Set exercise:
Extract the complete listing and output it unchanged.
════════
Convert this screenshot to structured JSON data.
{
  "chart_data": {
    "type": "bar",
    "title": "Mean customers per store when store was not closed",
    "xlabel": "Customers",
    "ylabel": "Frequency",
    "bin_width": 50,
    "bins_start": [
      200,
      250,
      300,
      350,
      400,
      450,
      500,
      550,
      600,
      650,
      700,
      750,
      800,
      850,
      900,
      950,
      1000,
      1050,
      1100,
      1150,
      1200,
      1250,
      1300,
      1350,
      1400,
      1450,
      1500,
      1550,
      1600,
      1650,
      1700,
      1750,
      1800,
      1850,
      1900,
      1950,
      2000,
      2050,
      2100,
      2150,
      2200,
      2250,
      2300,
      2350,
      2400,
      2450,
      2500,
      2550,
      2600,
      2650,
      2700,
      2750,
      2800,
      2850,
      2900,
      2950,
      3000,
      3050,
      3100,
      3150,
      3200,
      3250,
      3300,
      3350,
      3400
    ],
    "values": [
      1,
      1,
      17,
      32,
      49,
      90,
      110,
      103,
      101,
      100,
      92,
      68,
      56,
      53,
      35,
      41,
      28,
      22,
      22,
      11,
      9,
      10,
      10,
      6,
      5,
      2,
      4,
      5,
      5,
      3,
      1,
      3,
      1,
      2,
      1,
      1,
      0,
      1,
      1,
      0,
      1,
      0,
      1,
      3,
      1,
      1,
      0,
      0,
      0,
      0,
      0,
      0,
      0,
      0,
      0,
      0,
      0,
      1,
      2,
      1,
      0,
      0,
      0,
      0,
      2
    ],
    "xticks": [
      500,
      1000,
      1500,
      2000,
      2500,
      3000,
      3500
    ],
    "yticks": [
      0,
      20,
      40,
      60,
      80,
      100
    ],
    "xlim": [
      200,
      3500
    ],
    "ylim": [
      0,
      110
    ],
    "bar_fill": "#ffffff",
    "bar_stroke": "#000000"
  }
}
════════
Written solution:
Convert this screenshot to structured JSON data.
{
  "chart_data": {
    "type": "bar",
    "title": "Mean customers per store when store was not closed",
    "xlabel": "Customers",
    "ylabel": "Frequency",
    "bin_width": 50,
    "bins_start": [
      200,
      250,
      300,
      350,
      400,
      450,
      500,
      550,
      600,
      650,
      700,
      750,
      800,
      850,
      900,
      950,
      1000,
      1050,
      1100,
      1150,
      1200,
      1250,
      1300,
      1350,
      1400,
      1450,
      1500,
      1550,
      1600,
      1650,
      1700,
      1750,
      1800,
      1850,
      1900,
      1950,
      2000,
      2050,
      2100,
      2150,
      2200,
      2250,
      2300,
      2350,
      2400,
      2450,
      2500,
      2550,
      2600,
      2650,
      2700,
      2750,
      2800,
      2850,
      2900,
      2950,
      3000,
      3050,
      3100,
      3150,
      3200,
      3250,
      3300,
      3350,
      3400
    ],
    "values": [
      1,
      1,
      17,
      32,
      49,
      90,
      110,
      103,
      101,
      100,
      92,
      68,
      56,
      53,
      35,
      41,
      28,
      22,
      22,
      11,
      9,
      10,
      10,
      6,
      5,
      2,
      4,
      5,
      5,
      3,
      1,
      3,
      1,
      2,
      1,
      1,
      0,
      1,
      1,
      0,
      1,
      0,
      1,
      3,
      1,
      1,
      0,
      0,
      0,
      0,
      0,
      0,
      0,
      0,
      0,
      0,
      0,
      1,
      2,
      1,
      0,
      0,
      0,
      0,
      2
    ],
    "xticks": [
      500,
      1000,
      1500,
      2000,
      2500,
      3000,
      3500
    ],
    "yticks": [
      0,
      20,
      40,
      60,
      80,
      100
    ],
    "xlim": [
      200,
      3500
    ],
    "ylim": [
      0,
      110
    ],
    "bar_fill": "#ffffff",
    "bar_stroke": "#000000"
  }
}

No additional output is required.